Task = Drop the pictures from the entries below, then reproduce the rest exactly.

(Rows from a dataset)
[Begin]

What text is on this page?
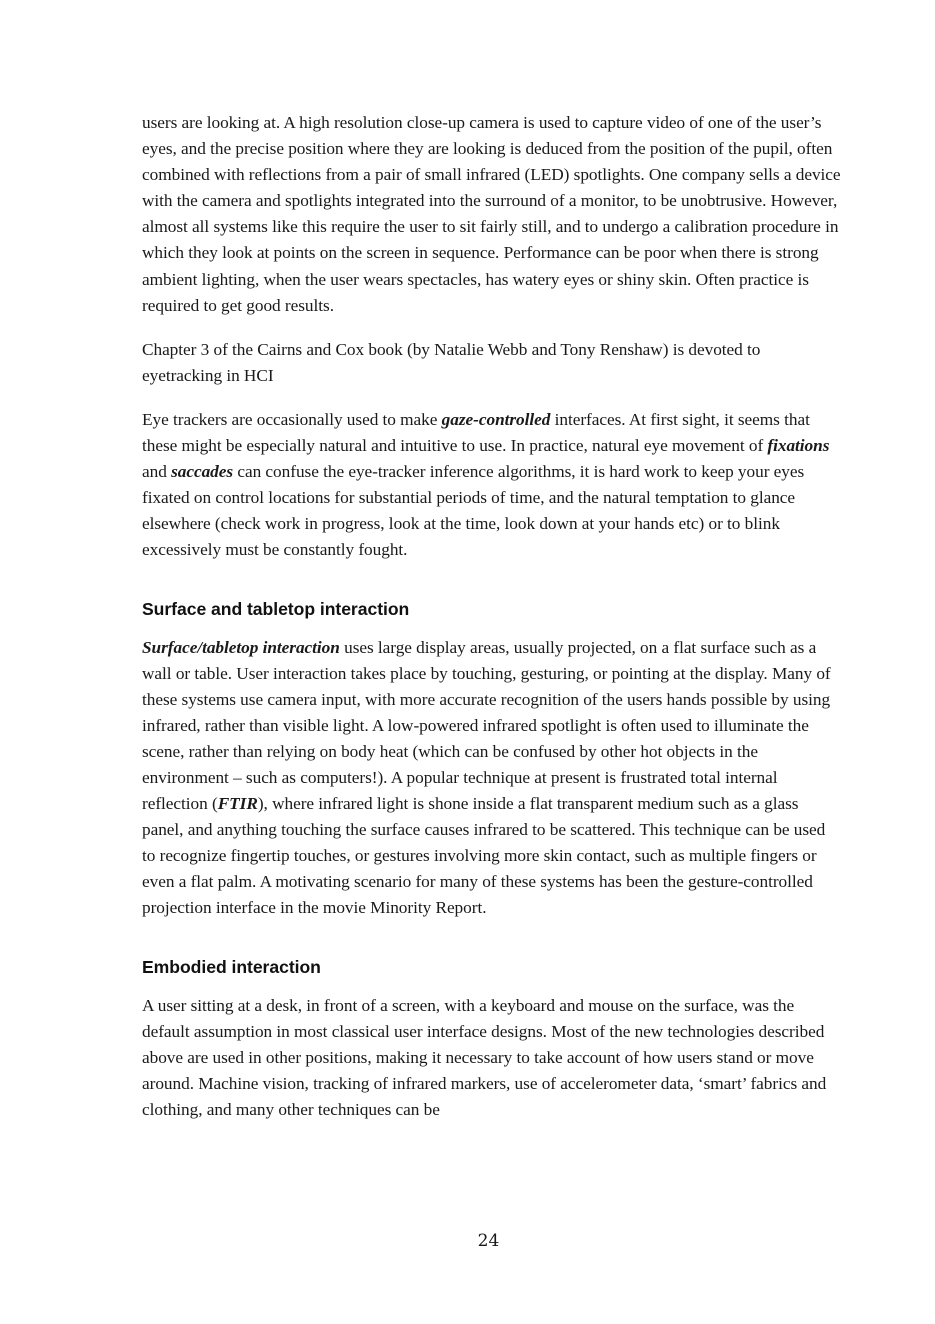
users are looking at. A high resolution close-up camera is used to capture video of one of the user’s eyes, and the precise position where they are looking is deduced from the position of the pupil, often combined with reflections from a pair of small infrared (LED) spotlights. One company sells a device with the camera and spotlights integrated into the surround of a monitor, to be unobtrusive. However, almost all systems like this require the user to sit fairly still, and to undergo a calibration procedure in which they look at points on the screen in sequence. Performance can be poor when there is strong ambient lighting, when the user wears spectacles, has watery eyes or shiny skin. Often practice is required to get good results.

Chapter 3 of the Cairns and Cox book (by Natalie Webb and Tony Renshaw) is devoted to eyetracking in HCI

Eye trackers are occasionally used to make gaze-controlled interfaces. At first sight, it seems that these might be especially natural and intuitive to use. In practice, natural eye movement of fixations and saccades can confuse the eye-tracker inference algorithms, it is hard work to keep your eyes fixated on control locations for substantial periods of time, and the natural temptation to glance elsewhere (check work in progress, look at the time, look down at your hands etc) or to blink excessively must be constantly fought.

Surface and tabletop interaction

Surface/tabletop interaction uses large display areas, usually projected, on a flat surface such as a wall or table. User interaction takes place by touching, gesturing, or pointing at the display. Many of these systems use camera input, with more accurate recognition of the users hands possible by using infrared, rather than visible light. A low-powered infrared spotlight is often used to illuminate the scene, rather than relying on body heat (which can be confused by other hot objects in the environment – such as computers!). A popular technique at present is frustrated total internal reflection (FTIR), where infrared light is shone inside a flat transparent medium such as a glass panel, and anything touching the surface causes infrared to be scattered. This technique can be used to recognize fingertip touches, or gestures involving more skin contact, such as multiple fingers or even a flat palm. A motivating scenario for many of these systems has been the gesture-controlled projection interface in the movie Minority Report.

Embodied interaction

A user sitting at a desk, in front of a screen, with a keyboard and mouse on the surface, was the default assumption in most classical user interface designs. Most of the new technologies described above are used in other positions, making it necessary to take account of how users stand or move around. Machine vision, tracking of infrared markers, use of accelerometer data, ‘smart’ fabrics and clothing, and many other techniques can be

24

[End]

Exercise answer =
What text is on this page?
users are looking at. A high resolution close-up camera is used to capture video of one of the user’s eyes, and the precise position where they are looking is deduced from the position of the pupil, often combined with reflections from a pair of small infrared (LED) spotlights. One company sells a device with the camera and spotlights integrated into the surround of a monitor, to be unobtrusive. However, almost all systems like this require the user to sit fairly still, and to undergo a calibration procedure in which they look at points on the screen in sequence. Performance can be poor when there is strong ambient lighting, when the user wears spectacles, has watery eyes or shiny skin. Often practice is required to get good results.

Chapter 3 of the Cairns and Cox book (by Natalie Webb and Tony Renshaw) is devoted to eyetracking in HCI

Eye trackers are occasionally used to make gaze-controlled interfaces. At first sight, it seems that these might be especially natural and intuitive to use. In practice, natural eye movement of fixations and saccades can confuse the eye-tracker inference algorithms, it is hard work to keep your eyes fixated on control locations for substantial periods of time, and the natural temptation to glance elsewhere (check work in progress, look at the time, look down at your hands etc) or to blink excessively must be constantly fought.

Surface and tabletop interaction

Surface/tabletop interaction uses large display areas, usually projected, on a flat surface such as a wall or table. User interaction takes place by touching, gesturing, or pointing at the display. Many of these systems use camera input, with more accurate recognition of the users hands possible by using infrared, rather than visible light. A low-powered infrared spotlight is often used to illuminate the scene, rather than relying on body heat (which can be confused by other hot objects in the environment – such as computers!). A popular technique at present is frustrated total internal reflection (FTIR), where infrared light is shone inside a flat transparent medium such as a glass panel, and anything touching the surface causes infrared to be scattered. This technique can be used to recognize fingertip touches, or gestures involving more skin contact, such as multiple fingers or even a flat palm. A motivating scenario for many of these systems has been the gesture-controlled projection interface in the movie Minority Report.

Embodied interaction

A user sitting at a desk, in front of a screen, with a keyboard and mouse on the surface, was the default assumption in most classical user interface designs. Most of the new technologies described above are used in other positions, making it necessary to take account of how users stand or move around. Machine vision, tracking of infrared markers, use of accelerometer data, ‘smart’ fabrics and clothing, and many other techniques can be

24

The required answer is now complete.